TO BE DONE: Without the pictures, return each record as it appears.

━━━━━ RECORDS FOR THIS EXERCISE

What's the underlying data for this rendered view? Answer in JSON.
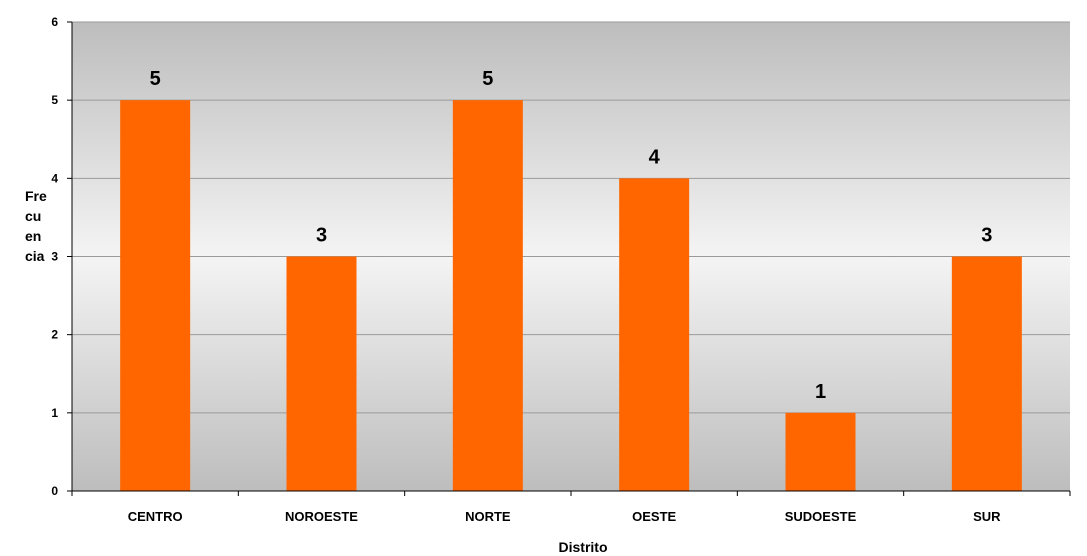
{
  "chart_data": {
    "type": "bar",
    "categories": [
      "CENTRO",
      "NOROESTE",
      "NORTE",
      "OESTE",
      "SUDOESTE",
      "SUR"
    ],
    "values": [
      5,
      3,
      5,
      4,
      1,
      3
    ],
    "data_labels": [
      "5",
      "3",
      "5",
      "4",
      "1",
      "3"
    ],
    "title": "",
    "xlabel": "Distrito",
    "ylabel_lines": [
      "Fre",
      "cu",
      "en",
      "cia"
    ],
    "ylim": [
      0,
      6
    ],
    "yticks": [
      "0",
      "1",
      "2",
      "3",
      "4",
      "5",
      "6"
    ],
    "grid": true,
    "legend": "none",
    "colors": {
      "bar": "#FF6600",
      "plot_bg_top": "#BDBDBD",
      "plot_bg_mid": "#F4F4F4",
      "gridline": "#9A9A9A",
      "axis": "#000000"
    }
  }
}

━━━━━━━━━━

FULL RESPONSE:
What's the underlying data for this rendered view? Answer in JSON.
{
  "chart_data": {
    "type": "bar",
    "categories": [
      "CENTRO",
      "NOROESTE",
      "NORTE",
      "OESTE",
      "SUDOESTE",
      "SUR"
    ],
    "values": [
      5,
      3,
      5,
      4,
      1,
      3
    ],
    "data_labels": [
      "5",
      "3",
      "5",
      "4",
      "1",
      "3"
    ],
    "title": "",
    "xlabel": "Distrito",
    "ylabel_lines": [
      "Fre",
      "cu",
      "en",
      "cia"
    ],
    "ylim": [
      0,
      6
    ],
    "yticks": [
      "0",
      "1",
      "2",
      "3",
      "4",
      "5",
      "6"
    ],
    "grid": true,
    "legend": "none",
    "colors": {
      "bar": "#FF6600",
      "plot_bg_top": "#BDBDBD",
      "plot_bg_mid": "#F4F4F4",
      "gridline": "#9A9A9A",
      "axis": "#000000"
    }
  }
}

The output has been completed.